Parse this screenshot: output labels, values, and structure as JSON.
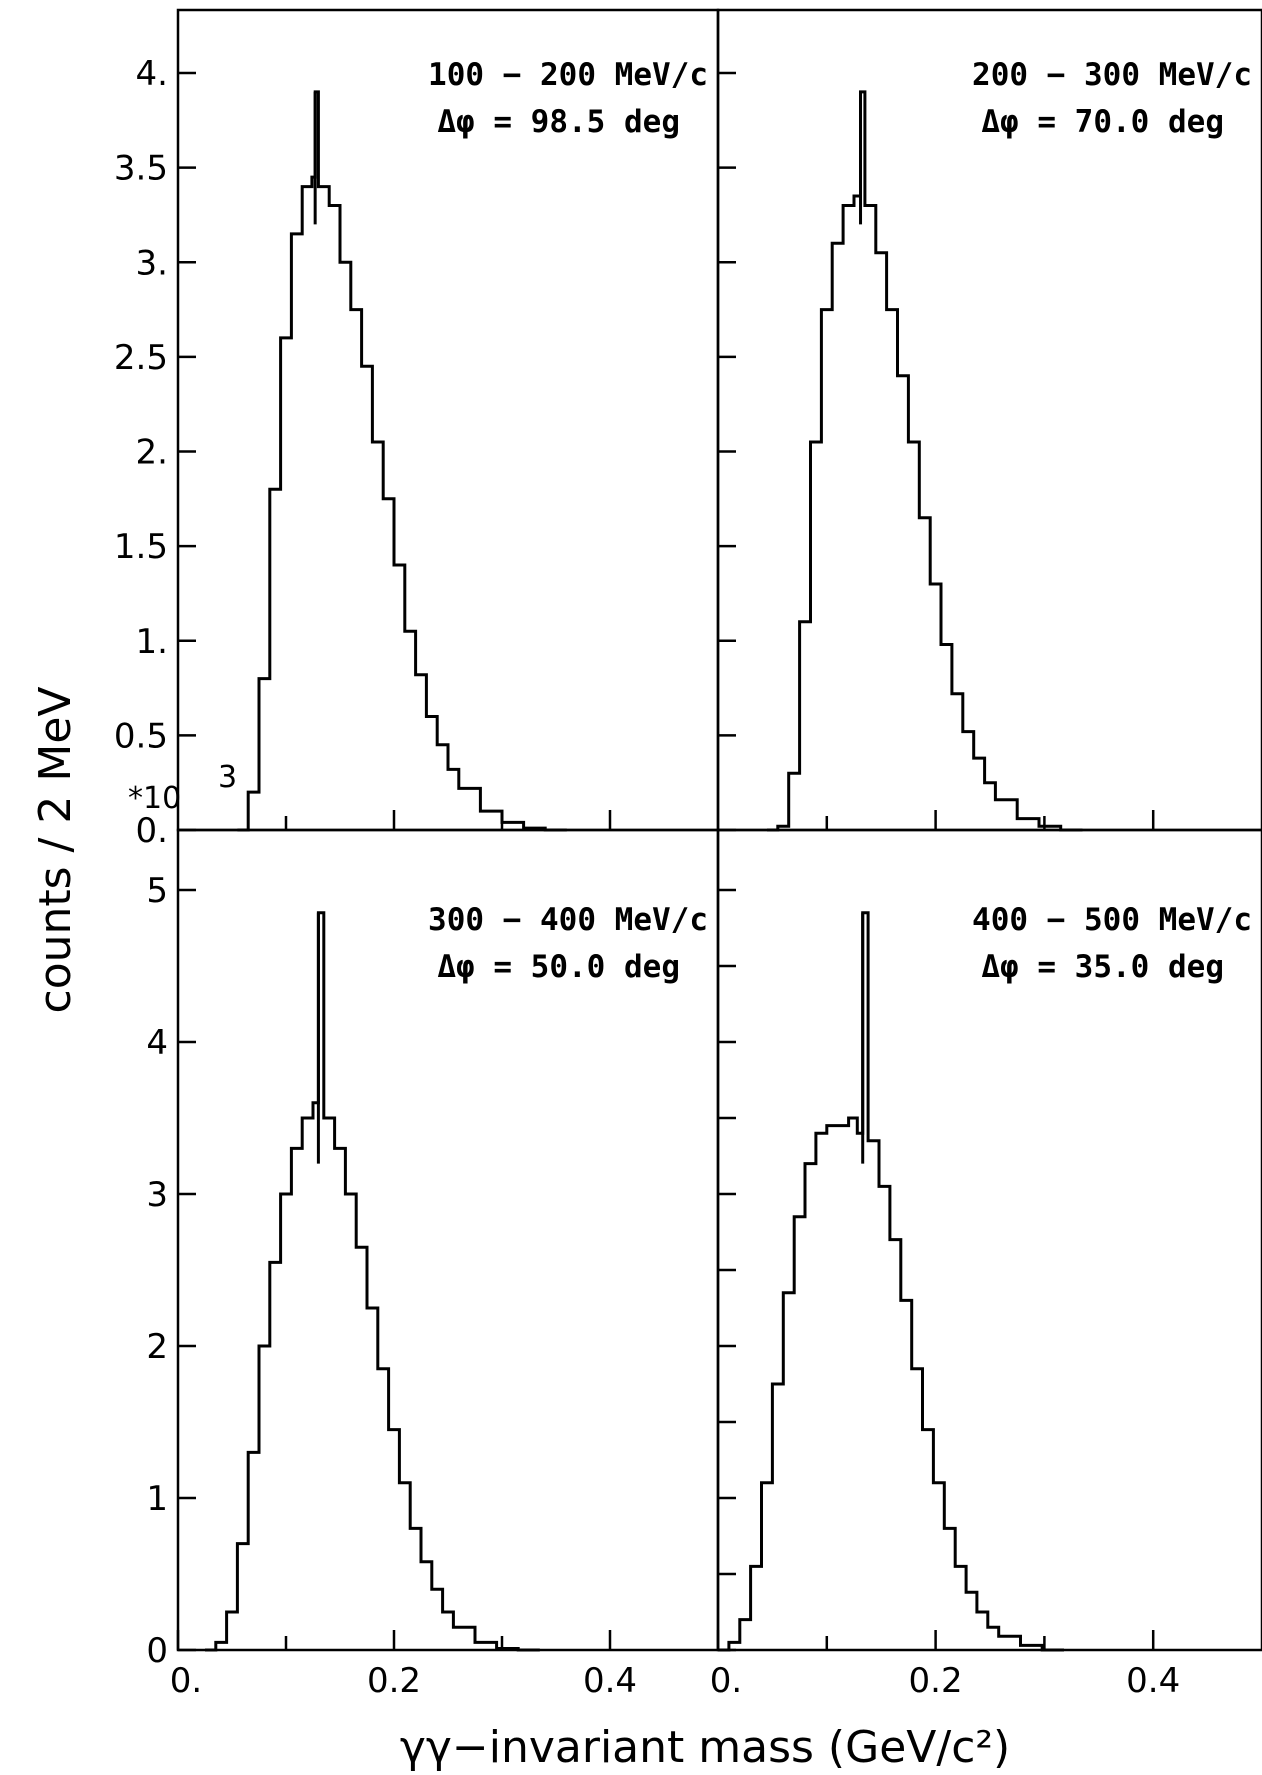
{
  "figure": {
    "xlabel": "γγ−invariant mass (GeV/c²)",
    "ylabel": "counts / 2 MeV",
    "multiplier_exponent": "3",
    "multiplier_prefix": "*10",
    "color": "#000000"
  },
  "chart_data": [
    {
      "type": "line",
      "panel": "top-left",
      "annotation_line1": "100 − 200 MeV/c",
      "annotation_line2": "Δφ = 98.5 deg",
      "xlim": [
        0,
        0.5
      ],
      "ylim": [
        0,
        4.05
      ],
      "x_ticks": [],
      "y_tick_labels": [
        "0.",
        "0.5",
        "1.",
        "1.5",
        "2.",
        "2.5",
        "3.",
        "3.5",
        "4."
      ],
      "y_ticks": [
        0,
        0.5,
        1,
        1.5,
        2,
        2.5,
        3,
        3.5,
        4
      ],
      "peak_x": 0.127,
      "peak_y": 3.9,
      "x": [
        0.055,
        0.065,
        0.075,
        0.085,
        0.095,
        0.105,
        0.115,
        0.124,
        0.127,
        0.13,
        0.14,
        0.15,
        0.16,
        0.17,
        0.18,
        0.19,
        0.2,
        0.21,
        0.22,
        0.23,
        0.24,
        0.25,
        0.26,
        0.28,
        0.3,
        0.32,
        0.34,
        0.36
      ],
      "y": [
        0.0,
        0.2,
        0.8,
        1.8,
        2.6,
        3.15,
        3.4,
        3.45,
        3.9,
        3.4,
        3.3,
        3.0,
        2.75,
        2.45,
        2.05,
        1.75,
        1.4,
        1.05,
        0.82,
        0.6,
        0.45,
        0.32,
        0.22,
        0.1,
        0.04,
        0.01,
        0.0,
        0.0
      ]
    },
    {
      "type": "line",
      "panel": "top-right",
      "annotation_line1": "200 − 300 MeV/c",
      "annotation_line2": "Δφ = 70.0 deg",
      "xlim": [
        0,
        0.5
      ],
      "ylim": [
        0,
        4.05
      ],
      "x_ticks": [],
      "y_tick_labels": [],
      "y_ticks": [
        0,
        0.5,
        1,
        1.5,
        2,
        2.5,
        3,
        3.5,
        4
      ],
      "peak_x": 0.131,
      "peak_y": 3.9,
      "x": [
        0.045,
        0.055,
        0.065,
        0.075,
        0.085,
        0.095,
        0.105,
        0.115,
        0.125,
        0.131,
        0.135,
        0.145,
        0.155,
        0.165,
        0.175,
        0.185,
        0.195,
        0.205,
        0.215,
        0.225,
        0.235,
        0.245,
        0.255,
        0.275,
        0.295,
        0.315,
        0.335
      ],
      "y": [
        0.0,
        0.02,
        0.3,
        1.1,
        2.05,
        2.75,
        3.1,
        3.3,
        3.35,
        3.9,
        3.3,
        3.05,
        2.75,
        2.4,
        2.05,
        1.65,
        1.3,
        0.98,
        0.72,
        0.52,
        0.38,
        0.25,
        0.16,
        0.06,
        0.02,
        0.0,
        0.0
      ]
    },
    {
      "type": "line",
      "panel": "bottom-left",
      "annotation_line1": "300 − 400 MeV/c",
      "annotation_line2": "Δφ = 50.0 deg",
      "xlim": [
        0,
        0.5
      ],
      "ylim": [
        0,
        5.35
      ],
      "x_ticks": [
        0,
        0.1,
        0.2,
        0.3,
        0.4
      ],
      "x_tick_labels": [
        "0.",
        "",
        "0.2",
        "",
        "0.4"
      ],
      "y_tick_labels": [
        "0",
        "1",
        "2",
        "3",
        "4",
        "5"
      ],
      "y_ticks": [
        0,
        1,
        2,
        3,
        4,
        5
      ],
      "peak_x": 0.13,
      "peak_y": 4.85,
      "x": [
        0.025,
        0.035,
        0.045,
        0.055,
        0.065,
        0.075,
        0.085,
        0.095,
        0.105,
        0.115,
        0.125,
        0.13,
        0.135,
        0.145,
        0.155,
        0.165,
        0.175,
        0.185,
        0.195,
        0.205,
        0.215,
        0.225,
        0.235,
        0.245,
        0.255,
        0.275,
        0.295,
        0.315,
        0.335
      ],
      "y": [
        0.0,
        0.05,
        0.25,
        0.7,
        1.3,
        2.0,
        2.55,
        3.0,
        3.3,
        3.5,
        3.6,
        4.85,
        3.5,
        3.3,
        3.0,
        2.65,
        2.25,
        1.85,
        1.45,
        1.1,
        0.8,
        0.58,
        0.4,
        0.25,
        0.15,
        0.05,
        0.01,
        0.0,
        0.0
      ]
    },
    {
      "type": "line",
      "panel": "bottom-right",
      "annotation_line1": "400 − 500 MeV/c",
      "annotation_line2": "Δφ = 35.0 deg",
      "xlim": [
        0,
        0.5
      ],
      "ylim": [
        0,
        5.35
      ],
      "x_ticks": [
        0,
        0.1,
        0.2,
        0.3,
        0.4
      ],
      "x_tick_labels": [
        "0.",
        "",
        "0.2",
        "",
        "0.4"
      ],
      "y_tick_labels": [],
      "y_ticks": [
        0,
        0.5,
        1,
        1.5,
        2,
        2.5,
        3,
        3.5,
        4,
        4.5,
        5
      ],
      "peak_x": 0.133,
      "peak_y": 4.85,
      "x": [
        0.0,
        0.01,
        0.02,
        0.03,
        0.04,
        0.05,
        0.06,
        0.07,
        0.08,
        0.09,
        0.1,
        0.11,
        0.12,
        0.128,
        0.133,
        0.138,
        0.148,
        0.158,
        0.168,
        0.178,
        0.188,
        0.198,
        0.208,
        0.218,
        0.228,
        0.238,
        0.248,
        0.258,
        0.278,
        0.298,
        0.318
      ],
      "y": [
        0.0,
        0.05,
        0.2,
        0.55,
        1.1,
        1.75,
        2.35,
        2.85,
        3.2,
        3.4,
        3.45,
        3.45,
        3.5,
        3.4,
        4.85,
        3.35,
        3.05,
        2.7,
        2.3,
        1.85,
        1.45,
        1.1,
        0.8,
        0.55,
        0.38,
        0.25,
        0.15,
        0.09,
        0.03,
        0.0,
        0.0
      ]
    }
  ]
}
★ ★ ★
**Short exercise:** Report only how many lines in the listing contain the string "bottom".

**Task solution:** 2